# [Task]
Of all the lines in the records, how many hold the word "heading"? Answer with the number only.
===== Data section =====
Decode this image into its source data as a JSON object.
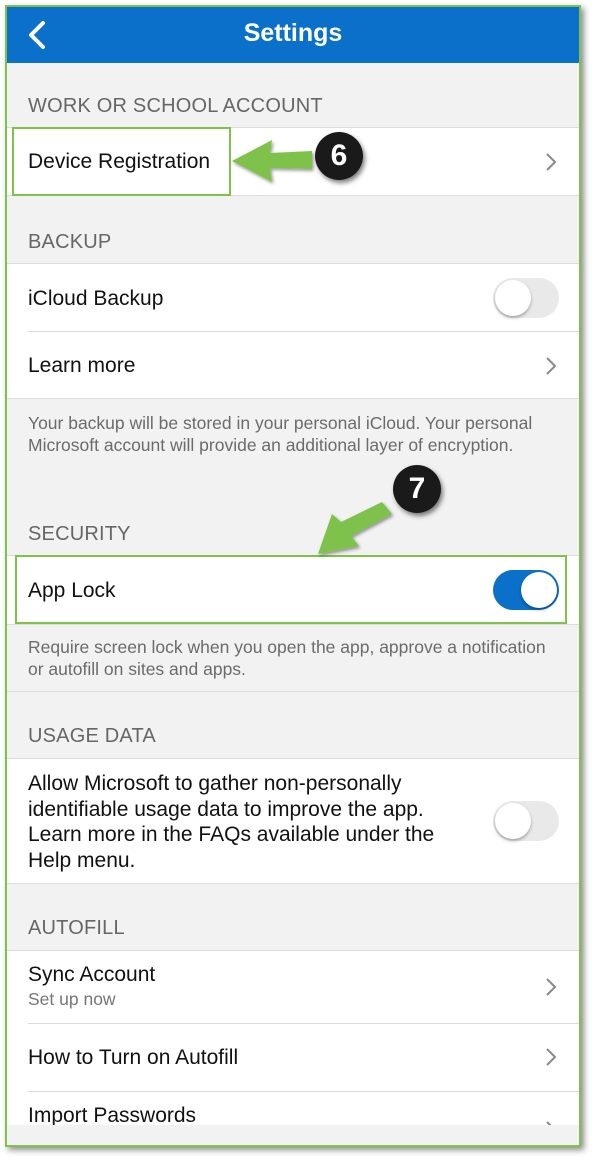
{
  "header": {
    "title": "Settings",
    "back_icon": "chevron-left-icon"
  },
  "sections": {
    "work": {
      "heading": "WORK OR SCHOOL ACCOUNT",
      "device_registration": "Device Registration"
    },
    "backup": {
      "heading": "BACKUP",
      "icloud_backup": "iCloud Backup",
      "icloud_backup_on": false,
      "learn_more": "Learn more",
      "note": "Your backup will be stored in your personal iCloud. Your personal Microsoft account will provide an additional layer of encryption."
    },
    "security": {
      "heading": "SECURITY",
      "app_lock": "App Lock",
      "app_lock_on": true,
      "note": "Require screen lock when you open the app, approve a notification or autofill on sites and apps."
    },
    "usage": {
      "heading": "USAGE DATA",
      "text": "Allow Microsoft to gather non-personally identifiable usage data to improve the app. Learn more in the FAQs available under the Help menu.",
      "usage_on": false
    },
    "autofill": {
      "heading": "AUTOFILL",
      "sync_account": "Sync Account",
      "sync_account_sub": "Set up now",
      "how_to": "How to Turn on Autofill",
      "import_passwords": "Import Passwords"
    }
  },
  "annotations": {
    "badge_6": "6",
    "badge_7": "7",
    "accent_color": "#7fc24b",
    "brand_color": "#0a70c9"
  }
}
=====
# [Answer to this task]
5